### What is expected
Find the lines that contain the word "رواه" and copy each one.

### Data in this exercise
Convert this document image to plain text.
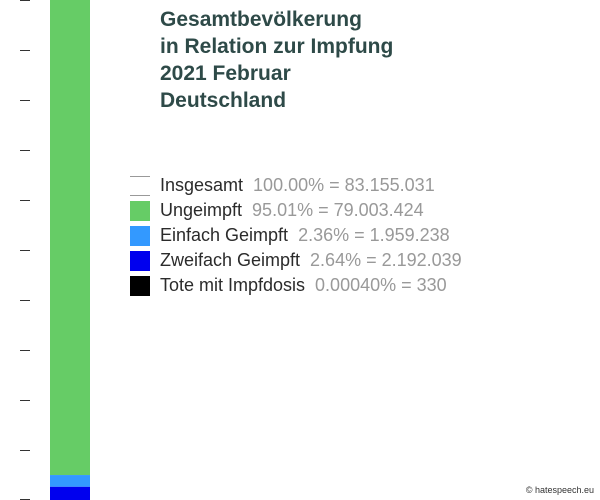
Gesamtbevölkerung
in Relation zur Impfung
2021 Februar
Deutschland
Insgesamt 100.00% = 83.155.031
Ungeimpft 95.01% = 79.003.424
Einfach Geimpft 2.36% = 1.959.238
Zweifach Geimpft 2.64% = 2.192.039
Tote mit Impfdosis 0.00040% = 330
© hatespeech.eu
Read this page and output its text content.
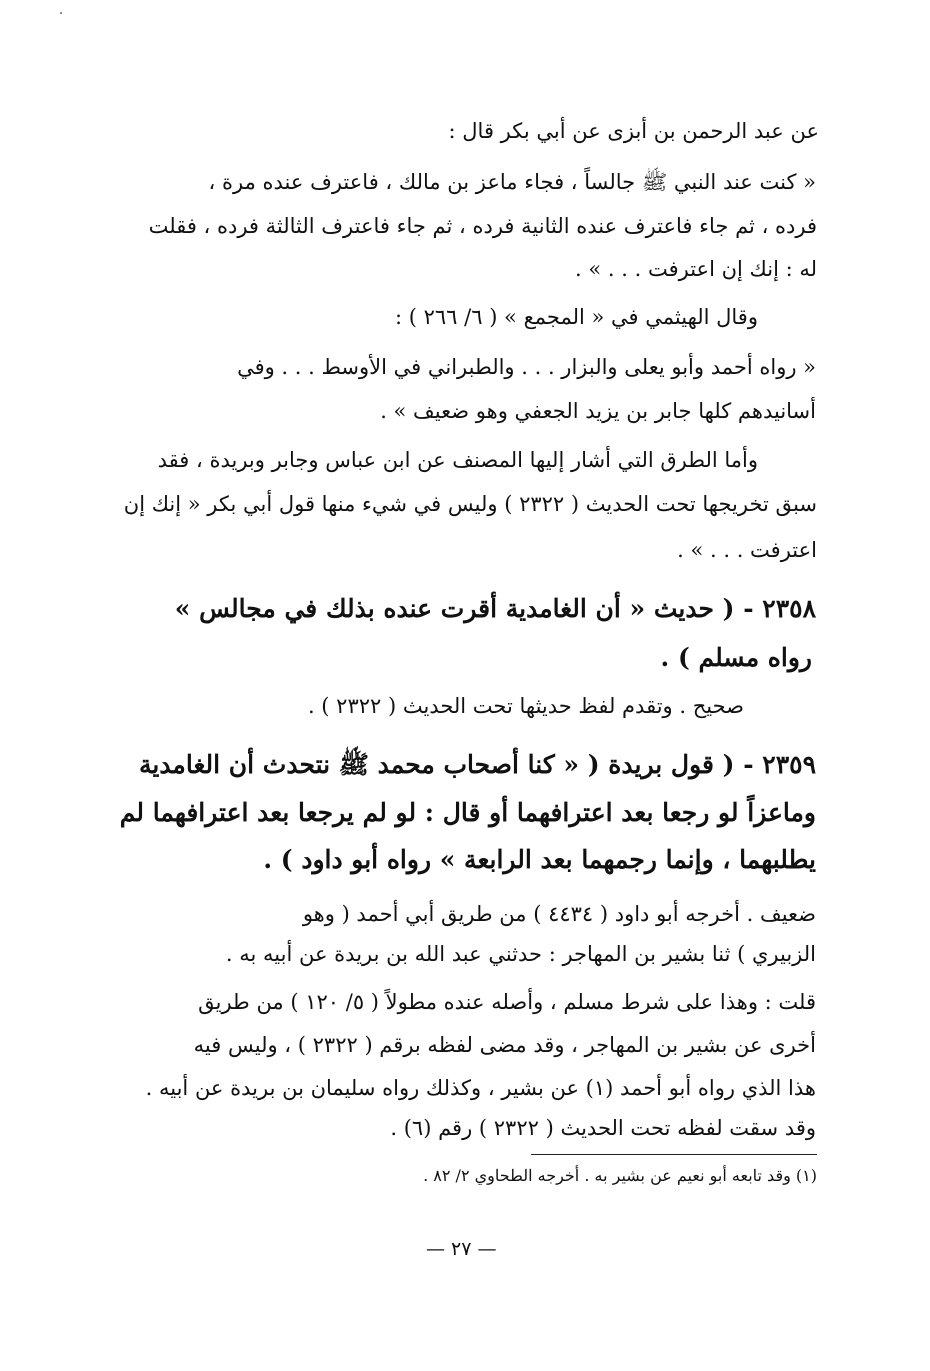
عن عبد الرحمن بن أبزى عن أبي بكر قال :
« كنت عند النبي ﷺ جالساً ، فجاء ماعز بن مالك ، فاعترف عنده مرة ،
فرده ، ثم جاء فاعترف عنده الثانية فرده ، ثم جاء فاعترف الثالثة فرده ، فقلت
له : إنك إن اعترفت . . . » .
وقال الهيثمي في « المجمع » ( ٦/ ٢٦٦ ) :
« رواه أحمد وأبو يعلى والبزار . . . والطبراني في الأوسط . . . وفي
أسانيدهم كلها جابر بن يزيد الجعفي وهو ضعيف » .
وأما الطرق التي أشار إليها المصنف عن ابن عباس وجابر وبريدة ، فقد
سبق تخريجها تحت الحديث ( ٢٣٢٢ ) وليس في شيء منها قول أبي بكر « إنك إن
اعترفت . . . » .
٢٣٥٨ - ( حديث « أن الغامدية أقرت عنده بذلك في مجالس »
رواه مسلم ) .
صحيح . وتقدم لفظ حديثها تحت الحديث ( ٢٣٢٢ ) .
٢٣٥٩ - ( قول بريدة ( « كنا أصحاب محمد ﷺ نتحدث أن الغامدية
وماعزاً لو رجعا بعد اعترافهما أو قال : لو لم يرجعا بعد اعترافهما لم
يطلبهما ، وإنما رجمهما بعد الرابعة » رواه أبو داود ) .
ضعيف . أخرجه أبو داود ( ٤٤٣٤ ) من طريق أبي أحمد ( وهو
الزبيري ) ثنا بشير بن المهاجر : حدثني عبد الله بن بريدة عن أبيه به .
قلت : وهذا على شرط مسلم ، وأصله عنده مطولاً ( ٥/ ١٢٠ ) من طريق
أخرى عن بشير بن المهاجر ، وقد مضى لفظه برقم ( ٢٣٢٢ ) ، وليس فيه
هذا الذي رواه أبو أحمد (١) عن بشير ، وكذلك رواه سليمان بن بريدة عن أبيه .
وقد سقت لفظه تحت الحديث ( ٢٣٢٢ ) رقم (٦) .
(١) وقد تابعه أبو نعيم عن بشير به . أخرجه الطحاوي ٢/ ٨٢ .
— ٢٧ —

--

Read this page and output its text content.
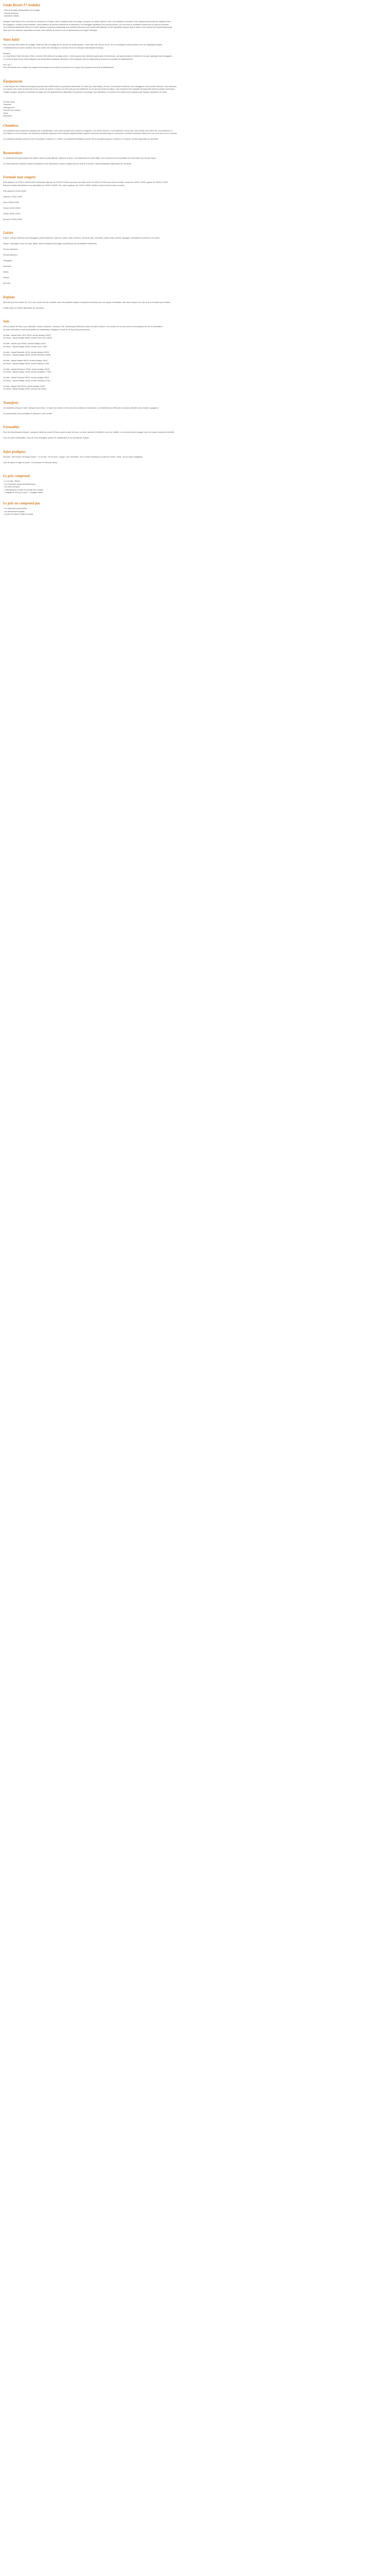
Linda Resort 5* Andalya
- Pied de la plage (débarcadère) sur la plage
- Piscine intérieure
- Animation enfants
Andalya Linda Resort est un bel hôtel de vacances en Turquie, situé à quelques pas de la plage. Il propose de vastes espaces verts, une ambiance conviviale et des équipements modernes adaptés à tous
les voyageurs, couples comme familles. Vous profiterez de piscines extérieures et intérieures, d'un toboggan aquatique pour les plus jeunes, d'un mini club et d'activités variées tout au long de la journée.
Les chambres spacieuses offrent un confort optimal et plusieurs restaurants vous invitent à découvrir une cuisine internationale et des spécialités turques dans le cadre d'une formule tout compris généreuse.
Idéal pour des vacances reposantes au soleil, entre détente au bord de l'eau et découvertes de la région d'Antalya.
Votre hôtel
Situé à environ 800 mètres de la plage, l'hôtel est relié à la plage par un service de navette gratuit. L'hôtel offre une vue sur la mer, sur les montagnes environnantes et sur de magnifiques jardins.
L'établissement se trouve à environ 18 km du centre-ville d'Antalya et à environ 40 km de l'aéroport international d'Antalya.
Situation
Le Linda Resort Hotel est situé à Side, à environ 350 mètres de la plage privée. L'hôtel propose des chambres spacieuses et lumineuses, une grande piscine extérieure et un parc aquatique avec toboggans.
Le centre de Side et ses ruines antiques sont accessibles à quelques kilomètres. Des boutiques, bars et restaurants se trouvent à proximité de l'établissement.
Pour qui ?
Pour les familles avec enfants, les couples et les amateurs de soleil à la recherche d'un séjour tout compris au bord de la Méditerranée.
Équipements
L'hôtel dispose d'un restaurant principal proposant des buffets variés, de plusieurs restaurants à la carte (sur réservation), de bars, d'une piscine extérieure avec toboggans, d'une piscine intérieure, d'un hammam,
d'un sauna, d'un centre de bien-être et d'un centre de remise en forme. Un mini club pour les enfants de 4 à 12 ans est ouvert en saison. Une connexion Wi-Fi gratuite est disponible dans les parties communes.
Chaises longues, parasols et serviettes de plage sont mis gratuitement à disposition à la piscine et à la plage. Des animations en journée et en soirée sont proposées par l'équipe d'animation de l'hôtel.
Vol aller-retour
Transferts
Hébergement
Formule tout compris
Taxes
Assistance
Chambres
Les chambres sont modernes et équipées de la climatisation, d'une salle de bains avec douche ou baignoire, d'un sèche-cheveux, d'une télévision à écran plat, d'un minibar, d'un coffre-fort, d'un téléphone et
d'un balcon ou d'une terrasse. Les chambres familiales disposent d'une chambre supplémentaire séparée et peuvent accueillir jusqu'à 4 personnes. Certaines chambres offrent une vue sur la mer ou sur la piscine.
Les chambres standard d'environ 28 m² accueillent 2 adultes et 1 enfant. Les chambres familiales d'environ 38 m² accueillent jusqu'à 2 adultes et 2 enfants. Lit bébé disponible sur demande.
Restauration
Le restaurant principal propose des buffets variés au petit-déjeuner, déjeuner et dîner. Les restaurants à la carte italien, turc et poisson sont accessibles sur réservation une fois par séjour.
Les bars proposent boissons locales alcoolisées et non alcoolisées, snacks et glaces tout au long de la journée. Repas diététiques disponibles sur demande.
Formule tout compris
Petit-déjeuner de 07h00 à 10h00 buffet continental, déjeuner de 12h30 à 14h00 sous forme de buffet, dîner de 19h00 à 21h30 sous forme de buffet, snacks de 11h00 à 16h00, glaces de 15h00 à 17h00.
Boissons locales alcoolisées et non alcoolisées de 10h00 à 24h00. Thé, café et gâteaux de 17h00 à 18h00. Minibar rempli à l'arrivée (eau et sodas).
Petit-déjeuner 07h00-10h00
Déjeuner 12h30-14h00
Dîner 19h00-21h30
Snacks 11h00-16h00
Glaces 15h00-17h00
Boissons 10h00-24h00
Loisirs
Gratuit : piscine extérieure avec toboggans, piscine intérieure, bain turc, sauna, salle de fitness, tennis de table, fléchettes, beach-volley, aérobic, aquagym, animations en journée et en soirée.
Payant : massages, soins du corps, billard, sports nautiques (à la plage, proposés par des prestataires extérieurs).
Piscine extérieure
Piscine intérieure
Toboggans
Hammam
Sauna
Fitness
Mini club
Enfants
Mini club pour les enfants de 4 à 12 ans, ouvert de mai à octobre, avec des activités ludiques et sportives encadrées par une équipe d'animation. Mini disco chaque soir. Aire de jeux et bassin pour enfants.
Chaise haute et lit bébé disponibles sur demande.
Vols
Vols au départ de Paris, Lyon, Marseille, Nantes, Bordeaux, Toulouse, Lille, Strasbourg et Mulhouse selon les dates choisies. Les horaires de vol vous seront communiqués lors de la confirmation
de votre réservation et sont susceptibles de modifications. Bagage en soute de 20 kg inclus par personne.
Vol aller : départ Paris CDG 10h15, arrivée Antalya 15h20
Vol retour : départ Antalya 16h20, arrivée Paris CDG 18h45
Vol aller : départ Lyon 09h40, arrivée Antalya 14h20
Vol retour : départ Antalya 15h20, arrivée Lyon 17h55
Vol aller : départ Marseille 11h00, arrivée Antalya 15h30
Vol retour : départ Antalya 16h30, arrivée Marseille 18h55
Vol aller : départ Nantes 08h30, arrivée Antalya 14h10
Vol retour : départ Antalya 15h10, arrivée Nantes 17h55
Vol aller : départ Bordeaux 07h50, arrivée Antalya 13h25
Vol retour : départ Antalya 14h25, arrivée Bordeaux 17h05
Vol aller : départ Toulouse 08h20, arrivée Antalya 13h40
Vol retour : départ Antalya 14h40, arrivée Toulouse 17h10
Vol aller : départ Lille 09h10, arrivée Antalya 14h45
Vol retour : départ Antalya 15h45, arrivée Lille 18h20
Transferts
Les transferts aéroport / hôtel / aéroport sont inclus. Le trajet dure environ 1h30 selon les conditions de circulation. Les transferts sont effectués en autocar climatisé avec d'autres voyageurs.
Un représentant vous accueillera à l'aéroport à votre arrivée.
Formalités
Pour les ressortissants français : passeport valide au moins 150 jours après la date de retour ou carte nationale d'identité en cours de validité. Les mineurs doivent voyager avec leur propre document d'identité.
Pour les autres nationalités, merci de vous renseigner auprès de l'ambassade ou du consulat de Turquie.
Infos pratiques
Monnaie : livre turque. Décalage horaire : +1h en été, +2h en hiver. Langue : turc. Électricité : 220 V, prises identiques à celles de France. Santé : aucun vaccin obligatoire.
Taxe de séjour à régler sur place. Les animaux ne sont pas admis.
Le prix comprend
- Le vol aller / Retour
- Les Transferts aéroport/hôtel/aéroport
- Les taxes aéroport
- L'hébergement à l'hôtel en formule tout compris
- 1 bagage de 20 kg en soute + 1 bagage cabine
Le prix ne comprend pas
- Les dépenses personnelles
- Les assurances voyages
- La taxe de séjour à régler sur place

### Solution below
« رواه أحمد وأبو يعلى والبزار . . . والطبراني في الأوسط . . . وفي
رواه مسلم ) .
يطلبهما ، وإنما رجمهما بعد الرابعة » رواه أبو داود ) .
هذا الذي رواه أبو أحمد (١) عن بشير ، وكذلك رواه سليمان بن بريدة عن أبيه .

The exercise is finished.